• **Task requirements**
Pull every line that holds the word "this" from the entries.

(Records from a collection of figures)
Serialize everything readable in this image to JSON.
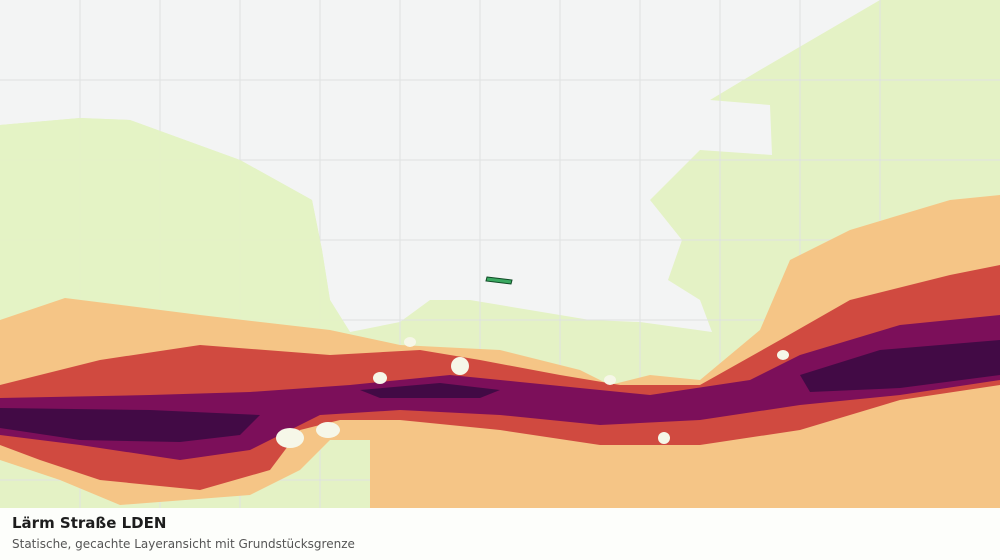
{
  "title": "Lärm Straße LDEN",
  "subtitle": "Statische, gecachte Layeransicht mit Grundstücksgrenze"
}
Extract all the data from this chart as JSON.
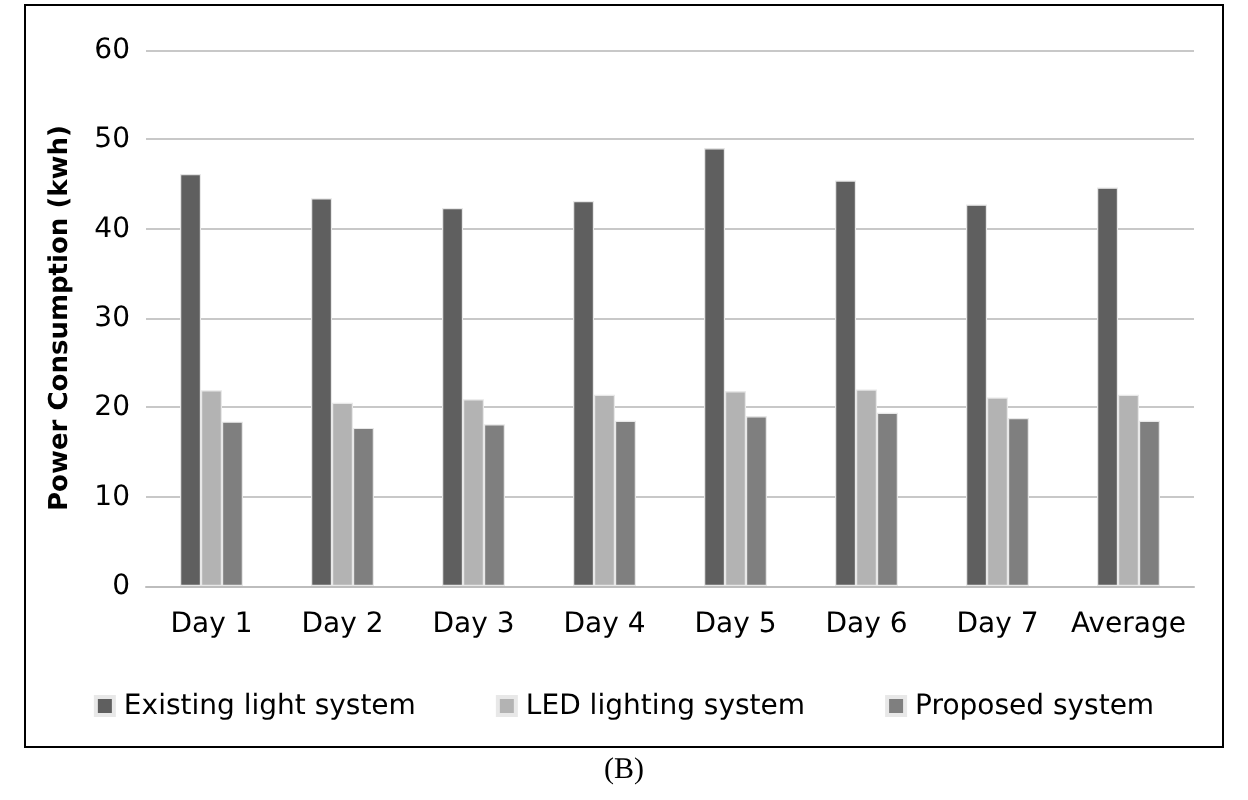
{
  "chart_data": {
    "type": "bar",
    "ylabel": "Power Consumption (kwh)",
    "categories": [
      "Day 1",
      "Day 2",
      "Day 3",
      "Day 4",
      "Day 5",
      "Day 6",
      "Day 7",
      "Average"
    ],
    "series": [
      {
        "name": "Existing light system",
        "color": "#5f5f5f",
        "values": [
          46.1,
          43.4,
          42.3,
          43.1,
          49.0,
          45.4,
          42.7,
          44.6
        ]
      },
      {
        "name": "LED lighting system",
        "color": "#b3b3b3",
        "values": [
          21.9,
          20.5,
          20.9,
          21.4,
          21.8,
          22.0,
          21.1,
          21.4
        ]
      },
      {
        "name": "Proposed system",
        "color": "#7f7f7f",
        "values": [
          18.4,
          17.7,
          18.1,
          18.5,
          19.0,
          19.4,
          18.8,
          18.5
        ]
      }
    ],
    "ylim": [
      0,
      60
    ],
    "yticks": [
      0,
      10,
      20,
      30,
      40,
      50,
      60
    ],
    "grid": "y",
    "legend": "bottom",
    "annotations": [
      "(B)"
    ]
  }
}
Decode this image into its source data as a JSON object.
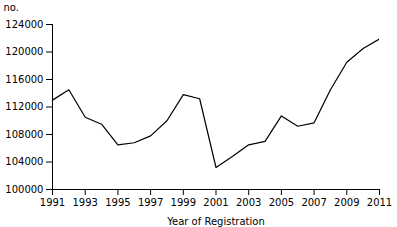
{
  "chart_data": {
    "type": "line",
    "x": [
      1991,
      1992,
      1993,
      1994,
      1995,
      1996,
      1997,
      1998,
      1999,
      2000,
      2001,
      2002,
      2003,
      2004,
      2005,
      2006,
      2007,
      2008,
      2009,
      2010,
      2011
    ],
    "values": [
      113000,
      114500,
      110500,
      109500,
      106500,
      106800,
      107800,
      110000,
      113800,
      113200,
      103200,
      104800,
      106500,
      107000,
      110700,
      109200,
      109700,
      114500,
      118500,
      120500,
      121900
    ],
    "color": "#000000",
    "xlabel": "Year of Registration",
    "ylabel": "no.",
    "xlim": [
      1991,
      2011
    ],
    "ylim": [
      100000,
      124000
    ],
    "xticks": [
      1991,
      1993,
      1995,
      1997,
      1999,
      2001,
      2003,
      2005,
      2007,
      2009,
      2011
    ],
    "yticks": [
      100000,
      104000,
      108000,
      112000,
      116000,
      120000,
      124000
    ],
    "grid": false
  }
}
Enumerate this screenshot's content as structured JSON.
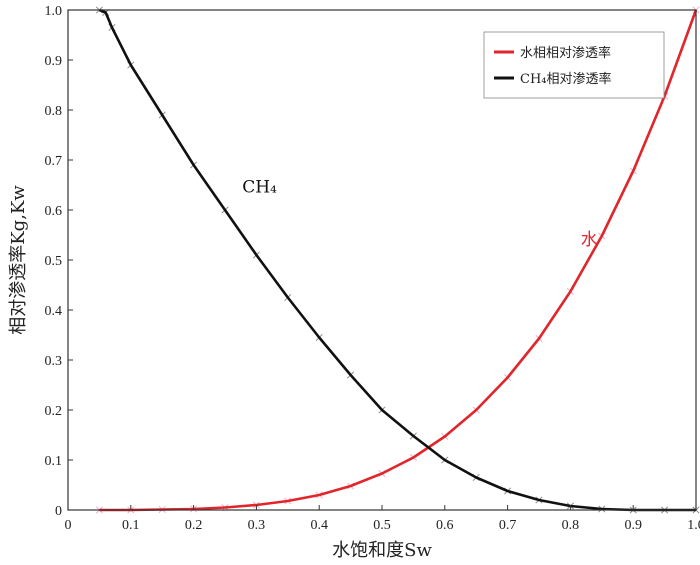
{
  "chart_data": {
    "type": "line",
    "xlabel": "水饱和度Sw",
    "ylabel": "相对渗透率Kg,Kw",
    "xlim": [
      0,
      1.0
    ],
    "ylim": [
      0,
      1.0
    ],
    "x_ticks": [
      "0",
      "0.1",
      "0.2",
      "0.3",
      "0.4",
      "0.5",
      "0.6",
      "0.7",
      "0.8",
      "0.9",
      "1.0"
    ],
    "y_ticks": [
      "0",
      "0.1",
      "0.2",
      "0.3",
      "0.4",
      "0.5",
      "0.6",
      "0.7",
      "0.8",
      "0.9",
      "1.0"
    ],
    "grid": false,
    "legend_position": "top-right",
    "series": [
      {
        "name": "水相相对渗透率",
        "color": "#e0262b",
        "marker_color": "#f2a6c4",
        "x": [
          0.05,
          0.1,
          0.15,
          0.2,
          0.25,
          0.3,
          0.35,
          0.4,
          0.45,
          0.5,
          0.55,
          0.6,
          0.65,
          0.7,
          0.75,
          0.8,
          0.85,
          0.9,
          0.95,
          1.0
        ],
        "y": [
          0.0,
          0.0,
          0.001,
          0.002,
          0.005,
          0.01,
          0.018,
          0.03,
          0.048,
          0.073,
          0.105,
          0.147,
          0.2,
          0.265,
          0.343,
          0.437,
          0.548,
          0.678,
          0.828,
          1.0
        ]
      },
      {
        "name": "CH₄相对渗透率",
        "color": "#111111",
        "marker_color": "#8a8a8a",
        "x": [
          0.05,
          0.06,
          0.07,
          0.1,
          0.15,
          0.2,
          0.25,
          0.3,
          0.35,
          0.4,
          0.45,
          0.5,
          0.55,
          0.6,
          0.65,
          0.7,
          0.75,
          0.8,
          0.85,
          0.9,
          0.95,
          1.0
        ],
        "y": [
          1.0,
          0.995,
          0.965,
          0.89,
          0.79,
          0.69,
          0.6,
          0.51,
          0.425,
          0.345,
          0.27,
          0.2,
          0.148,
          0.1,
          0.065,
          0.038,
          0.02,
          0.008,
          0.002,
          0.0,
          0.0,
          0.0
        ]
      }
    ],
    "annotations": [
      {
        "text": "CH₄",
        "x": 0.305,
        "y": 0.635,
        "color": "#111111"
      },
      {
        "text": "水",
        "x": 0.83,
        "y": 0.53,
        "color": "#e0262b"
      }
    ]
  }
}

• **Result**
Serialize everything readable in this image to JSON.
Extract all the data from this chart as JSON.
Decode this image into its source data as a JSON object.
Enumerate this screenshot's content as structured JSON.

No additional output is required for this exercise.